Can you output the records below exactly as they are written?

───── Data records

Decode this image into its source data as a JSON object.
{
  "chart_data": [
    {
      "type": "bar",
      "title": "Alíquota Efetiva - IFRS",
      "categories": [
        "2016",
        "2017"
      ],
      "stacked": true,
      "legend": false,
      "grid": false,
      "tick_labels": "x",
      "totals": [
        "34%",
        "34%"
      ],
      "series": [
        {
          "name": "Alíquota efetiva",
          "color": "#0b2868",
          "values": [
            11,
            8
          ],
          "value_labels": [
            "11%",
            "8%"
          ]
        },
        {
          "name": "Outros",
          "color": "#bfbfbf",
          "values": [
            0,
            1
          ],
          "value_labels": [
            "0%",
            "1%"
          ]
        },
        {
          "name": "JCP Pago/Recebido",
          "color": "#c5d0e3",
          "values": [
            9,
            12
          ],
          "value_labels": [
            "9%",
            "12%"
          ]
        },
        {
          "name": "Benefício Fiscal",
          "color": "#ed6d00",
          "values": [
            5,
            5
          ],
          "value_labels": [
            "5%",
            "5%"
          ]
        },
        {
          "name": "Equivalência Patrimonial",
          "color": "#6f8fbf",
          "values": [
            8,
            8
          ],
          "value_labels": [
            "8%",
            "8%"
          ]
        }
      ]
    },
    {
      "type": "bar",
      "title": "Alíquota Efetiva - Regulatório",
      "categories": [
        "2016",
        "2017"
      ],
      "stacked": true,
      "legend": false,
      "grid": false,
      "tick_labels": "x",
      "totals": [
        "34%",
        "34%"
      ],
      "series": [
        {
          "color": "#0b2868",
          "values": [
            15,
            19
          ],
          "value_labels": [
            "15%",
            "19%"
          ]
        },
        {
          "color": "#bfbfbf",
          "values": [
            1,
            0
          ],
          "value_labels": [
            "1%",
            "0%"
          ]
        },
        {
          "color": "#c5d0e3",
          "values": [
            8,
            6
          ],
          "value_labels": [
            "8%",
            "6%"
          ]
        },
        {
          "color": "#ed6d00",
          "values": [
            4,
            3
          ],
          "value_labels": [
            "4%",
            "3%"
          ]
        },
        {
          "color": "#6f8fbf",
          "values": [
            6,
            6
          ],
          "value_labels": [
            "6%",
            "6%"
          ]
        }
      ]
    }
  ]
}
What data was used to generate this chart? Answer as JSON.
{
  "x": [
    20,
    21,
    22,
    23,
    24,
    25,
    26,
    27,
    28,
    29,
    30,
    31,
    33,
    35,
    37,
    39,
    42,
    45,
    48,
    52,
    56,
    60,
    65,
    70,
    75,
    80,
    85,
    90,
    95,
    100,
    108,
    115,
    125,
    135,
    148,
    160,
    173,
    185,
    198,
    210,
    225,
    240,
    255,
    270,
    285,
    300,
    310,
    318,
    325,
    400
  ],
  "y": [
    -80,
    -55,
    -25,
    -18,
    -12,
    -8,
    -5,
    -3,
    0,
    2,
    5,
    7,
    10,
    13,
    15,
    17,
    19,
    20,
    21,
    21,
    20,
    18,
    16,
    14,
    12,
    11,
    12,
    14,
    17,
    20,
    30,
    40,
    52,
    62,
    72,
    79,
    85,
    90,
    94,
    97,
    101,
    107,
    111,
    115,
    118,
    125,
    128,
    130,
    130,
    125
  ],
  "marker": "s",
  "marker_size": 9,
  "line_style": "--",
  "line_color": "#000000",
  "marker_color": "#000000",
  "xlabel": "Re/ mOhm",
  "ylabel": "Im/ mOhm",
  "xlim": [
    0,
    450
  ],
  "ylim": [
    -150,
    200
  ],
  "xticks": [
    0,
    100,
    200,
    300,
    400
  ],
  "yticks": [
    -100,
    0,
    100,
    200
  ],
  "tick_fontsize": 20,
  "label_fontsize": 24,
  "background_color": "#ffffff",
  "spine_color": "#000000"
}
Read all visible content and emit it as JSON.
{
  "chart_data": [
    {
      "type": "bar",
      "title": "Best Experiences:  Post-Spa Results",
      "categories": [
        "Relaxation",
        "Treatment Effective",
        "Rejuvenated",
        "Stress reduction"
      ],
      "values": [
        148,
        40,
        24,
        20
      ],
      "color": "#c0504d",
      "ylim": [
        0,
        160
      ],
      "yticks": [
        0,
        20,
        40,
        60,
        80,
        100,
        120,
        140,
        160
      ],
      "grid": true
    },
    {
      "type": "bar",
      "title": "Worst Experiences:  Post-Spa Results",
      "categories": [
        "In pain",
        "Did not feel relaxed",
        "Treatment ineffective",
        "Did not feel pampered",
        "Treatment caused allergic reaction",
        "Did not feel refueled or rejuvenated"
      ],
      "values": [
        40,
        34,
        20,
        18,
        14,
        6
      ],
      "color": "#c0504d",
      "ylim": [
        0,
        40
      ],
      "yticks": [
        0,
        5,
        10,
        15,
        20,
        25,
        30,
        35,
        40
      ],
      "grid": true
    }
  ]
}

──────────

**Solution to this task**
Decode this image into its source data as a JSON object.
{
  "chart_data": [
    {
      "type": "bar",
      "title": "Alíquota Efetiva - IFRS",
      "categories": [
        "2016",
        "2017"
      ],
      "stacked": true,
      "legend": false,
      "grid": false,
      "tick_labels": "x",
      "totals": [
        "34%",
        "34%"
      ],
      "series": [
        {
          "name": "Alíquota efetiva",
          "color": "#0b2868",
          "values": [
            11,
            8
          ],
          "value_labels": [
            "11%",
            "8%"
          ]
        },
        {
          "name": "Outros",
          "color": "#bfbfbf",
          "values": [
            0,
            1
          ],
          "value_labels": [
            "0%",
            "1%"
          ]
        },
        {
          "name": "JCP Pago/Recebido",
          "color": "#c5d0e3",
          "values": [
            9,
            12
          ],
          "value_labels": [
            "9%",
            "12%"
          ]
        },
        {
          "name": "Benefício Fiscal",
          "color": "#ed6d00",
          "values": [
            5,
            5
          ],
          "value_labels": [
            "5%",
            "5%"
          ]
        },
        {
          "name": "Equivalência Patrimonial",
          "color": "#6f8fbf",
          "values": [
            8,
            8
          ],
          "value_labels": [
            "8%",
            "8%"
          ]
        }
      ]
    },
    {
      "type": "bar",
      "title": "Alíquota Efetiva - Regulatório",
      "categories": [
        "2016",
        "2017"
      ],
      "stacked": true,
      "legend": false,
      "grid": false,
      "tick_labels": "x",
      "totals": [
        "34%",
        "34%"
      ],
      "series": [
        {
          "color": "#0b2868",
          "values": [
            15,
            19
          ],
          "value_labels": [
            "15%",
            "19%"
          ]
        },
        {
          "color": "#bfbfbf",
          "values": [
            1,
            0
          ],
          "value_labels": [
            "1%",
            "0%"
          ]
        },
        {
          "color": "#c5d0e3",
          "values": [
            8,
            6
          ],
          "value_labels": [
            "8%",
            "6%"
          ]
        },
        {
          "color": "#ed6d00",
          "values": [
            4,
            3
          ],
          "value_labels": [
            "4%",
            "3%"
          ]
        },
        {
          "color": "#6f8fbf",
          "values": [
            6,
            6
          ],
          "value_labels": [
            "6%",
            "6%"
          ]
        }
      ]
    }
  ]
}
What data was used to generate this chart? Answer as JSON.
{
  "x": [
    20,
    21,
    22,
    23,
    24,
    25,
    26,
    27,
    28,
    29,
    30,
    31,
    33,
    35,
    37,
    39,
    42,
    45,
    48,
    52,
    56,
    60,
    65,
    70,
    75,
    80,
    85,
    90,
    95,
    100,
    108,
    115,
    125,
    135,
    148,
    160,
    173,
    185,
    198,
    210,
    225,
    240,
    255,
    270,
    285,
    300,
    310,
    318,
    325,
    400
  ],
  "y": [
    -80,
    -55,
    -25,
    -18,
    -12,
    -8,
    -5,
    -3,
    0,
    2,
    5,
    7,
    10,
    13,
    15,
    17,
    19,
    20,
    21,
    21,
    20,
    18,
    16,
    14,
    12,
    11,
    12,
    14,
    17,
    20,
    30,
    40,
    52,
    62,
    72,
    79,
    85,
    90,
    94,
    97,
    101,
    107,
    111,
    115,
    118,
    125,
    128,
    130,
    130,
    125
  ],
  "marker": "s",
  "marker_size": 9,
  "line_style": "--",
  "line_color": "#000000",
  "marker_color": "#000000",
  "xlabel": "Re/ mOhm",
  "ylabel": "Im/ mOhm",
  "xlim": [
    0,
    450
  ],
  "ylim": [
    -150,
    200
  ],
  "xticks": [
    0,
    100,
    200,
    300,
    400
  ],
  "yticks": [
    -100,
    0,
    100,
    200
  ],
  "tick_fontsize": 20,
  "label_fontsize": 24,
  "background_color": "#ffffff",
  "spine_color": "#000000"
}
Read all visible content and emit it as JSON.
{
  "chart_data": [
    {
      "type": "bar",
      "title": "Best Experiences:  Post-Spa Results",
      "categories": [
        "Relaxation",
        "Treatment Effective",
        "Rejuvenated",
        "Stress reduction"
      ],
      "values": [
        148,
        40,
        24,
        20
      ],
      "color": "#c0504d",
      "ylim": [
        0,
        160
      ],
      "yticks": [
        0,
        20,
        40,
        60,
        80,
        100,
        120,
        140,
        160
      ],
      "grid": true
    },
    {
      "type": "bar",
      "title": "Worst Experiences:  Post-Spa Results",
      "categories": [
        "In pain",
        "Did not feel relaxed",
        "Treatment ineffective",
        "Did not feel pampered",
        "Treatment caused allergic reaction",
        "Did not feel refueled or rejuvenated"
      ],
      "values": [
        40,
        34,
        20,
        18,
        14,
        6
      ],
      "color": "#c0504d",
      "ylim": [
        0,
        40
      ],
      "yticks": [
        0,
        5,
        10,
        15,
        20,
        25,
        30,
        35,
        40
      ],
      "grid": true
    }
  ]
}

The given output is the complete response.